[Items from an interface collection]
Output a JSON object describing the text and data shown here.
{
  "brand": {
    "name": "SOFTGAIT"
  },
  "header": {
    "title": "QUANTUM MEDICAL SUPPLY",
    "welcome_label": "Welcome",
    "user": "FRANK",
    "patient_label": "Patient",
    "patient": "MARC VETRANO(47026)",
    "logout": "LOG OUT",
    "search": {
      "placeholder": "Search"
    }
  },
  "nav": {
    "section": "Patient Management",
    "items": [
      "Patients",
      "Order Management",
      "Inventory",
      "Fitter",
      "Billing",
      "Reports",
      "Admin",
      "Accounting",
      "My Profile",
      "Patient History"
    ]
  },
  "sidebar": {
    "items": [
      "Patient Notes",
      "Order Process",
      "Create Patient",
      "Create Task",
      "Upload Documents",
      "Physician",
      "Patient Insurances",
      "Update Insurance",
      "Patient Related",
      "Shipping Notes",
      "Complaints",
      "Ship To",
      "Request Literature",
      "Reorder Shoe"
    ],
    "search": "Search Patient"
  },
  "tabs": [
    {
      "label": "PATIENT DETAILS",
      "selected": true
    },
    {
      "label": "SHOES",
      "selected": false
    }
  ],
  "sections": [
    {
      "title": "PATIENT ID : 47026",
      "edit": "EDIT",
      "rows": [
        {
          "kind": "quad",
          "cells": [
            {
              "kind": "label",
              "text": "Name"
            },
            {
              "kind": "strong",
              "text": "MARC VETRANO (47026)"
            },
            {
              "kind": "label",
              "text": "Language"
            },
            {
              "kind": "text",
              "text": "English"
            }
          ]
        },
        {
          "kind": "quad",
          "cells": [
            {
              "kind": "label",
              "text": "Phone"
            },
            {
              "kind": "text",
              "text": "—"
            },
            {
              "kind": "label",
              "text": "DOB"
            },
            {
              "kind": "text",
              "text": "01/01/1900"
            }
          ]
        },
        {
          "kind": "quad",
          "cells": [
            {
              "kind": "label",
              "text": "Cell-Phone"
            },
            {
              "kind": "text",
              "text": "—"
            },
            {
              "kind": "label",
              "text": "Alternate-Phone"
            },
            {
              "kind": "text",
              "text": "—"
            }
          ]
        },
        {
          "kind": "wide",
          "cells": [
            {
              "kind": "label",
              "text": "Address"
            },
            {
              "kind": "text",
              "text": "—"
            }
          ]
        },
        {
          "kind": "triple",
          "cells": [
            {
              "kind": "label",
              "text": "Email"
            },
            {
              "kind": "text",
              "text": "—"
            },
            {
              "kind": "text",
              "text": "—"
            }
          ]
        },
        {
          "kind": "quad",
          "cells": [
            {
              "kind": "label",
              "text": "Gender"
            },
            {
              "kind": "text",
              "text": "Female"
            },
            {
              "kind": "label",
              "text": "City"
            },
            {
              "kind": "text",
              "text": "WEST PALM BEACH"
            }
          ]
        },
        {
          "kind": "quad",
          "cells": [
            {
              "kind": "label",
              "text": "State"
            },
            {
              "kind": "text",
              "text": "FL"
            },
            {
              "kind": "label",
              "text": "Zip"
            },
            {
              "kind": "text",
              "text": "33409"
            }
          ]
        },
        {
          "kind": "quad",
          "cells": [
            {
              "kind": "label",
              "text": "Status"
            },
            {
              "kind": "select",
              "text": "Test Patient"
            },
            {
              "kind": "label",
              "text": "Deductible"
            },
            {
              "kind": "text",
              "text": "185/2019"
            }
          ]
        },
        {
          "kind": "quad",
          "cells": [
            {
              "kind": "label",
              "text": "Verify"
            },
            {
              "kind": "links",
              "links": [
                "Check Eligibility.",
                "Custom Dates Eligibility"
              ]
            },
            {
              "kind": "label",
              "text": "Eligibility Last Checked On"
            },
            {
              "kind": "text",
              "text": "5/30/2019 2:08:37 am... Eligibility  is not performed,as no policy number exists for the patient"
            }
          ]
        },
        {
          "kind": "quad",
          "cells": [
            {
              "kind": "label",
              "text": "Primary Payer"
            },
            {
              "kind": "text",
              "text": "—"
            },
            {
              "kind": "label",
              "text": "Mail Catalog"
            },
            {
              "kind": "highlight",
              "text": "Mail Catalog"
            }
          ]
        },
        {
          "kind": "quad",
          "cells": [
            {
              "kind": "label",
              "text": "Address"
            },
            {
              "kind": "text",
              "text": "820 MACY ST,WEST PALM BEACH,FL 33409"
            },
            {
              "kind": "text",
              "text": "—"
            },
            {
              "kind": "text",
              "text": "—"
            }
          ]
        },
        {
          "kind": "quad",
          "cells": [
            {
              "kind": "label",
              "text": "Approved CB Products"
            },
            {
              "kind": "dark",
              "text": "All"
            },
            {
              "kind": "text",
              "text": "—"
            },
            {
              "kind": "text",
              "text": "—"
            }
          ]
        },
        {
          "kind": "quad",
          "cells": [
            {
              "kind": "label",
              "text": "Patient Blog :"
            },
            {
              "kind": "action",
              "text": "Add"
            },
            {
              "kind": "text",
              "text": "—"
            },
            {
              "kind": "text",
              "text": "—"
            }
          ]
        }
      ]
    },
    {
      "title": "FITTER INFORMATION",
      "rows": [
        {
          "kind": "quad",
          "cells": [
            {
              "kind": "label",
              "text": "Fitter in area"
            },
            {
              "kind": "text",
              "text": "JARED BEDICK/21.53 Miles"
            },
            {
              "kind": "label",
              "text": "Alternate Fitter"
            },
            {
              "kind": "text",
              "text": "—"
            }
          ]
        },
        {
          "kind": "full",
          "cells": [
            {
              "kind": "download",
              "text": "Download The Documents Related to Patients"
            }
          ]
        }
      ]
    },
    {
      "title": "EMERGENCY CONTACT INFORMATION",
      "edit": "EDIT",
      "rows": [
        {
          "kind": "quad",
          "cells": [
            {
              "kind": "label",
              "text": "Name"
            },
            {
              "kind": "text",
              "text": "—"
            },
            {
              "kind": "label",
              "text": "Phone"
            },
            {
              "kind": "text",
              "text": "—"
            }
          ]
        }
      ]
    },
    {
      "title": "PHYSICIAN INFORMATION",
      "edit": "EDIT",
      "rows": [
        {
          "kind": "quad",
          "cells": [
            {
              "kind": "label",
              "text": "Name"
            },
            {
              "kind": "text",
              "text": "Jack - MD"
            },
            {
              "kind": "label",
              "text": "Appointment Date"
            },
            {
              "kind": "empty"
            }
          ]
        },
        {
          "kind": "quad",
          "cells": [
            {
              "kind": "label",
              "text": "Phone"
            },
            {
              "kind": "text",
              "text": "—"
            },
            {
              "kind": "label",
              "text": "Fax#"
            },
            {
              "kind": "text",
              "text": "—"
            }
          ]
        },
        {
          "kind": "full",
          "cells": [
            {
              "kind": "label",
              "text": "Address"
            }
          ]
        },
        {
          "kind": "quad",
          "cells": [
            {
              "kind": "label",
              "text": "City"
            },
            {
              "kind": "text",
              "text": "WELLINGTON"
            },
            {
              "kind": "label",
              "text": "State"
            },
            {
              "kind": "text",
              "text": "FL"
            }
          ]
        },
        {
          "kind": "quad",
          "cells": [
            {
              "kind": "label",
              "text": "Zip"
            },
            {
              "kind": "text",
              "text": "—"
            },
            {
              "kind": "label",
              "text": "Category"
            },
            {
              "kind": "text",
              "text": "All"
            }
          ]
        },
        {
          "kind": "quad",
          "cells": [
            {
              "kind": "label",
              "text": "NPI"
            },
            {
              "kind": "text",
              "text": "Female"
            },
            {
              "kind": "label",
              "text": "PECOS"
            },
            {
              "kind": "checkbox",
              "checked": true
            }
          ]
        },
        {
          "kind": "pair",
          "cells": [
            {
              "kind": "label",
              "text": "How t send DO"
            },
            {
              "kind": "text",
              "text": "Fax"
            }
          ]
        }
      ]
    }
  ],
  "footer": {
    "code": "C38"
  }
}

Your assignment
Please retype the data above exactly, including every line.

Output of the exercise
Output a JSON object describing the text and data shown here.
{
  "brand": {
    "name": "SOFTGAIT"
  },
  "header": {
    "title": "QUANTUM MEDICAL SUPPLY",
    "welcome_label": "Welcome",
    "user": "FRANK",
    "patient_label": "Patient",
    "patient": "MARC VETRANO(47026)",
    "logout": "LOG OUT",
    "search": {
      "placeholder": "Search"
    }
  },
  "nav": {
    "section": "Patient Management",
    "items": [
      "Patients",
      "Order Management",
      "Inventory",
      "Fitter",
      "Billing",
      "Reports",
      "Admin",
      "Accounting",
      "My Profile",
      "Patient History"
    ]
  },
  "sidebar": {
    "items": [
      "Patient Notes",
      "Order Process",
      "Create Patient",
      "Create Task",
      "Upload Documents",
      "Physician",
      "Patient Insurances",
      "Update Insurance",
      "Patient Related",
      "Shipping Notes",
      "Complaints",
      "Ship To",
      "Request Literature",
      "Reorder Shoe"
    ],
    "search": "Search Patient"
  },
  "tabs": [
    {
      "label": "PATIENT DETAILS",
      "selected": true
    },
    {
      "label": "SHOES",
      "selected": false
    }
  ],
  "sections": [
    {
      "title": "PATIENT ID : 47026",
      "edit": "EDIT",
      "rows": [
        {
          "kind": "quad",
          "cells": [
            {
              "kind": "label",
              "text": "Name"
            },
            {
              "kind": "strong",
              "text": "MARC VETRANO (47026)"
            },
            {
              "kind": "label",
              "text": "Language"
            },
            {
              "kind": "text",
              "text": "English"
            }
          ]
        },
        {
          "kind": "quad",
          "cells": [
            {
              "kind": "label",
              "text": "Phone"
            },
            {
              "kind": "text",
              "text": "—"
            },
            {
              "kind": "label",
              "text": "DOB"
            },
            {
              "kind": "text",
              "text": "01/01/1900"
            }
          ]
        },
        {
          "kind": "quad",
          "cells": [
            {
              "kind": "label",
              "text": "Cell-Phone"
            },
            {
              "kind": "text",
              "text": "—"
            },
            {
              "kind": "label",
              "text": "Alternate-Phone"
            },
            {
              "kind": "text",
              "text": "—"
            }
          ]
        },
        {
          "kind": "wide",
          "cells": [
            {
              "kind": "label",
              "text": "Address"
            },
            {
              "kind": "text",
              "text": "—"
            }
          ]
        },
        {
          "kind": "triple",
          "cells": [
            {
              "kind": "label",
              "text": "Email"
            },
            {
              "kind": "text",
              "text": "—"
            },
            {
              "kind": "text",
              "text": "—"
            }
          ]
        },
        {
          "kind": "quad",
          "cells": [
            {
              "kind": "label",
              "text": "Gender"
            },
            {
              "kind": "text",
              "text": "Female"
            },
            {
              "kind": "label",
              "text": "City"
            },
            {
              "kind": "text",
              "text": "WEST PALM BEACH"
            }
          ]
        },
        {
          "kind": "quad",
          "cells": [
            {
              "kind": "label",
              "text": "State"
            },
            {
              "kind": "text",
              "text": "FL"
            },
            {
              "kind": "label",
              "text": "Zip"
            },
            {
              "kind": "text",
              "text": "33409"
            }
          ]
        },
        {
          "kind": "quad",
          "cells": [
            {
              "kind": "label",
              "text": "Status"
            },
            {
              "kind": "select",
              "text": "Test Patient"
            },
            {
              "kind": "label",
              "text": "Deductible"
            },
            {
              "kind": "text",
              "text": "185/2019"
            }
          ]
        },
        {
          "kind": "quad",
          "cells": [
            {
              "kind": "label",
              "text": "Verify"
            },
            {
              "kind": "links",
              "links": [
                "Check Eligibility.",
                "Custom Dates Eligibility"
              ]
            },
            {
              "kind": "label",
              "text": "Eligibility Last Checked On"
            },
            {
              "kind": "text",
              "text": "5/30/2019 2:08:37 am... Eligibility  is not performed,as no policy number exists for the patient"
            }
          ]
        },
        {
          "kind": "quad",
          "cells": [
            {
              "kind": "label",
              "text": "Primary Payer"
            },
            {
              "kind": "text",
              "text": "—"
            },
            {
              "kind": "label",
              "text": "Mail Catalog"
            },
            {
              "kind": "highlight",
              "text": "Mail Catalog"
            }
          ]
        },
        {
          "kind": "quad",
          "cells": [
            {
              "kind": "label",
              "text": "Address"
            },
            {
              "kind": "text",
              "text": "820 MACY ST,WEST PALM BEACH,FL 33409"
            },
            {
              "kind": "text",
              "text": "—"
            },
            {
              "kind": "text",
              "text": "—"
            }
          ]
        },
        {
          "kind": "quad",
          "cells": [
            {
              "kind": "label",
              "text": "Approved CB Products"
            },
            {
              "kind": "dark",
              "text": "All"
            },
            {
              "kind": "text",
              "text": "—"
            },
            {
              "kind": "text",
              "text": "—"
            }
          ]
        },
        {
          "kind": "quad",
          "cells": [
            {
              "kind": "label",
              "text": "Patient Blog :"
            },
            {
              "kind": "action",
              "text": "Add"
            },
            {
              "kind": "text",
              "text": "—"
            },
            {
              "kind": "text",
              "text": "—"
            }
          ]
        }
      ]
    },
    {
      "title": "FITTER INFORMATION",
      "rows": [
        {
          "kind": "quad",
          "cells": [
            {
              "kind": "label",
              "text": "Fitter in area"
            },
            {
              "kind": "text",
              "text": "JARED BEDICK/21.53 Miles"
            },
            {
              "kind": "label",
              "text": "Alternate Fitter"
            },
            {
              "kind": "text",
              "text": "—"
            }
          ]
        },
        {
          "kind": "full",
          "cells": [
            {
              "kind": "download",
              "text": "Download The Documents Related to Patients"
            }
          ]
        }
      ]
    },
    {
      "title": "EMERGENCY CONTACT INFORMATION",
      "edit": "EDIT",
      "rows": [
        {
          "kind": "quad",
          "cells": [
            {
              "kind": "label",
              "text": "Name"
            },
            {
              "kind": "text",
              "text": "—"
            },
            {
              "kind": "label",
              "text": "Phone"
            },
            {
              "kind": "text",
              "text": "—"
            }
          ]
        }
      ]
    },
    {
      "title": "PHYSICIAN INFORMATION",
      "edit": "EDIT",
      "rows": [
        {
          "kind": "quad",
          "cells": [
            {
              "kind": "label",
              "text": "Name"
            },
            {
              "kind": "text",
              "text": "Jack - MD"
            },
            {
              "kind": "label",
              "text": "Appointment Date"
            },
            {
              "kind": "empty"
            }
          ]
        },
        {
          "kind": "quad",
          "cells": [
            {
              "kind": "label",
              "text": "Phone"
            },
            {
              "kind": "text",
              "text": "—"
            },
            {
              "kind": "label",
              "text": "Fax#"
            },
            {
              "kind": "text",
              "text": "—"
            }
          ]
        },
        {
          "kind": "full",
          "cells": [
            {
              "kind": "label",
              "text": "Address"
            }
          ]
        },
        {
          "kind": "quad",
          "cells": [
            {
              "kind": "label",
              "text": "City"
            },
            {
              "kind": "text",
              "text": "WELLINGTON"
            },
            {
              "kind": "label",
              "text": "State"
            },
            {
              "kind": "text",
              "text": "FL"
            }
          ]
        },
        {
          "kind": "quad",
          "cells": [
            {
              "kind": "label",
              "text": "Zip"
            },
            {
              "kind": "text",
              "text": "—"
            },
            {
              "kind": "label",
              "text": "Category"
            },
            {
              "kind": "text",
              "text": "All"
            }
          ]
        },
        {
          "kind": "quad",
          "cells": [
            {
              "kind": "label",
              "text": "NPI"
            },
            {
              "kind": "text",
              "text": "Female"
            },
            {
              "kind": "label",
              "text": "PECOS"
            },
            {
              "kind": "checkbox",
              "checked": true
            }
          ]
        },
        {
          "kind": "pair",
          "cells": [
            {
              "kind": "label",
              "text": "How t send DO"
            },
            {
              "kind": "text",
              "text": "Fax"
            }
          ]
        }
      ]
    }
  ],
  "footer": {
    "code": "C38"
  }
}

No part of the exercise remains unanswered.